The Texas Anti-Retaliation Law, found in Chapter 451 of the Texas Labor Code, prohibits a person from discharging or discriminating against an employee, who in good faith files a workers’ compensation claim. See Tex. Lab.Code § 451.001(1). This law applies to private employers. We have also held it to apply to the state’s political subdivisions through Chapter 504 of the Labor Code. See City of LaPorte v. Barfield, 898 S.W.2d 288, 298-99 (Tex.1995) (holding that Chapter 504 waives the governmental immunity of political subdivisions for retaliatory discharge claims under Chapter 451).
In this interlocutory appeal, a political subdivision of the state argues that Chapter 504 has been amended since our deci*55sion in Bayfield and no longer waives a political subdivision’s immunity for retaliatory discharge claims under Chapter 451. We agree and conclude that our analysis of an earlier version of the Anti-Retaliation Law in Barfield is therefore not controlling. Because the court of appeals permitted the plaintiffs claim to proceed, as Barfield would have, we must under the current law reverse the court of appeals’ judgment and dismiss the case.
I
Diane Lee Norman went to work for the Travis Central Appraisal District (“TCAD”) as a probationary employee in January of 2006. She was terminated about six months later, shortly after filing a workers’ compensation claim. Norman claimed that she was terminated for seeking workers’ compensation benefits and sued TCAD for retaliatory discharge under Chapter 451 of the Labor Code. See Tex. Lab.Code § 451.001(1).
TCAD generally denied Norman’s allegations and subsequently filed a plea to the jurisdiction, urging that Norman was required to exhaust her administrative remedies under TCAD’s grievance procedures before filing suit. In support of its plea, TCAD attached part of its personnel policy handbook outlining its internal grievance procedures and an affidavit from Norman’s supervisor, Mark Price, who also testified at the hearing on the plea.

Tasks =
• 1. For each statement, (a) through (c), say whether it agrees with the court opinion: answer yes or no and quote the exact words of the opinion that decide it.
(a) The Texas Anti-Retaliation Law applies to private employers.
(b) Norman worked for TCAD for about two years before she was terminated.
(c) TCAD supported its plea to the jurisdiction with an affidavit from Norman's supervisor.
• 2. Answer each question from the court opinion.
(a) In which chapter of the Texas Labor Code is the Anti-Retaliation Law found?
(b) In what month and year did Norman go to work for TCAD?
(c) Who was Norman's supervisor?
• 3. Duplicate the court opinion from "The Texas Anti-Retaliation" down through "under Chapter 451).".
You won't need the records for any of this.

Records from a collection
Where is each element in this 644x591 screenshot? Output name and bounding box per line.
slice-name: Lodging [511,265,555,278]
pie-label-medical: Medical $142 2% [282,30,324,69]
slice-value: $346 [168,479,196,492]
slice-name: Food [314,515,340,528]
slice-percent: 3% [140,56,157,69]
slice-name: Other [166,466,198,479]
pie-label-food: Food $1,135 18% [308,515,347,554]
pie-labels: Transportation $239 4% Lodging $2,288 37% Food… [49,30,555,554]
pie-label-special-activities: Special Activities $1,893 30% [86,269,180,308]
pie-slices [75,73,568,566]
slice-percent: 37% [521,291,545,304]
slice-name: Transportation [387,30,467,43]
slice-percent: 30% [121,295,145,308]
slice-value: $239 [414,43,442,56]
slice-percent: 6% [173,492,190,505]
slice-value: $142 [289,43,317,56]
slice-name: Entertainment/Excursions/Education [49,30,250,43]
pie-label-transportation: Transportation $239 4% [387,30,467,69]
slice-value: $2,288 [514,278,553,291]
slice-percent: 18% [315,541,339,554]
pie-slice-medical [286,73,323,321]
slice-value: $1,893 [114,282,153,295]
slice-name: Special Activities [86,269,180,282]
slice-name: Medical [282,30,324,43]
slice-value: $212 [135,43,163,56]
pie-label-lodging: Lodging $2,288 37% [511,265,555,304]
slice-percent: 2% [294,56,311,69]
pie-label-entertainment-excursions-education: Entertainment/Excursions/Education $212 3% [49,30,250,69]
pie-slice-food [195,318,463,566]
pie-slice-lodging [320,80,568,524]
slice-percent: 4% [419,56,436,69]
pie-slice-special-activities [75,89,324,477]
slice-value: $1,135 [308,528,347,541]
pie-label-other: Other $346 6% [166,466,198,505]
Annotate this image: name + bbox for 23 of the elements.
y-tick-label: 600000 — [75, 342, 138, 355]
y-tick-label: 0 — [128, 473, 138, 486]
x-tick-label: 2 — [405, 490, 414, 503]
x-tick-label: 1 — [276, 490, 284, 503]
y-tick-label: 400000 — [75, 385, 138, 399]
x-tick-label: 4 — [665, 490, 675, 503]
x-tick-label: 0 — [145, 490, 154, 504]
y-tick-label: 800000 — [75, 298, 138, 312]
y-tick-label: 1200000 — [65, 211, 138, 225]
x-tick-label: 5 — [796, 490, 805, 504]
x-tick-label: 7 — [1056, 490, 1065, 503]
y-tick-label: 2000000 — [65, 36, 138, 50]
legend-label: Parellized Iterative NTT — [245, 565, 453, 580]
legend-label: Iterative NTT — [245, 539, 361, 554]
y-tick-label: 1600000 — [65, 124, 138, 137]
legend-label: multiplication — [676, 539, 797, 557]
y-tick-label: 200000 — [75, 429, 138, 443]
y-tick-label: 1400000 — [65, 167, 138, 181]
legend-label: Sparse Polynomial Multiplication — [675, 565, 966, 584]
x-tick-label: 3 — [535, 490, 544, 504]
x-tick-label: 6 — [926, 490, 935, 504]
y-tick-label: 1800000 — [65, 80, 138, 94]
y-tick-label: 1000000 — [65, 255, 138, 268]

Per-task outputs =
• 1.
(a) Yes: "This law applies to private employers."
(b) No: "She was terminated about six months later"
(c) Yes: "an affidavit from Norman’s supervisor, Mark Price"

• 2.
(a) Chapter 451
(b) January of 2006
(c) Mark Price

• 3.
The Texas Anti-Retaliation Law, found in Chapter 451 of the Texas Labor Code, prohibits a person from discharging or discriminating against an employee, who in good faith files a workers’ compensation claim. See Tex. Lab.Code § 451.001(1). This law applies to private employers. We have also held it to apply to the state’s political subdivisions through Chapter 504 of the Labor Code. See City of LaPorte v. Barfield, 898 S.W.2d 288, 298-99 (Tex.1995) (holding that Chapter 504 waives the governmental immunity of political subdivisions for retaliatory discharge claims under Chapter 451).